■ Task goal:
Find the word "Fabr" in the records below. List each line containing it.

********

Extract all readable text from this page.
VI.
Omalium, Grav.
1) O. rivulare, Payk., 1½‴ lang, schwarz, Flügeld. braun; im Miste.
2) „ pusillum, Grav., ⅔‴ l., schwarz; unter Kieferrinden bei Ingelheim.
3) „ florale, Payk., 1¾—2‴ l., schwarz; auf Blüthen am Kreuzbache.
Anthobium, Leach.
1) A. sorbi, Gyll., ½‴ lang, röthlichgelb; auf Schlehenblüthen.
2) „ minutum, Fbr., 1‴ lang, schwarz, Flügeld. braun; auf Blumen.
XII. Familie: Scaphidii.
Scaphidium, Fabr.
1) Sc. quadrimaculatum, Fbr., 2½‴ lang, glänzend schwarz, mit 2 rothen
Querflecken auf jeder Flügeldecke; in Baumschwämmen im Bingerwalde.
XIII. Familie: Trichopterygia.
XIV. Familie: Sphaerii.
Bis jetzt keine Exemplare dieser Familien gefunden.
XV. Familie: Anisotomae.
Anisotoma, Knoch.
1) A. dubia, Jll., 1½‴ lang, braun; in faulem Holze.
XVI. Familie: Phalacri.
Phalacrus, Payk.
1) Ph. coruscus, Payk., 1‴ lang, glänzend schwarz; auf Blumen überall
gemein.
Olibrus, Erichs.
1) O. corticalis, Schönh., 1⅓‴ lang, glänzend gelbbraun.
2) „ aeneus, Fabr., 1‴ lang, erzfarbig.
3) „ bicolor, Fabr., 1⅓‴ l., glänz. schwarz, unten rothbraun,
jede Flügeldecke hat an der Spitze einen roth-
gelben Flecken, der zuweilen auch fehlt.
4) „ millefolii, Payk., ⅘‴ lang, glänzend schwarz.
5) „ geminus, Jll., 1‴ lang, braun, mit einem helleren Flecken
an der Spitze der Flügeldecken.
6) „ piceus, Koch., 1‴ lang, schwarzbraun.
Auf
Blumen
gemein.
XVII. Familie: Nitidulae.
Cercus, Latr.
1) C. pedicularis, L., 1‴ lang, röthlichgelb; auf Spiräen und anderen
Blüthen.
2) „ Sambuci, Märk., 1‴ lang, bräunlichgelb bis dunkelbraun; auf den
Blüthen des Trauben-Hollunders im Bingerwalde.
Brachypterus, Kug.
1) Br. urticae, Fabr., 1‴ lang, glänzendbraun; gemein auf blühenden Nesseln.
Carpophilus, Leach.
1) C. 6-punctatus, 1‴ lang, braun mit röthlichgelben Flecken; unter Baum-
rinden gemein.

********

■ Exercise output:
Scaphidium, Fabr.
2) „ aeneus, Fabr., 1‴ lang, erzfarbig.
3) „ bicolor, Fabr., 1⅓‴ l., glänz. schwarz, unten rothbraun,
1) Br. urticae, Fabr., 1‴ lang, glänzendbraun; gemein auf blühenden Nesseln.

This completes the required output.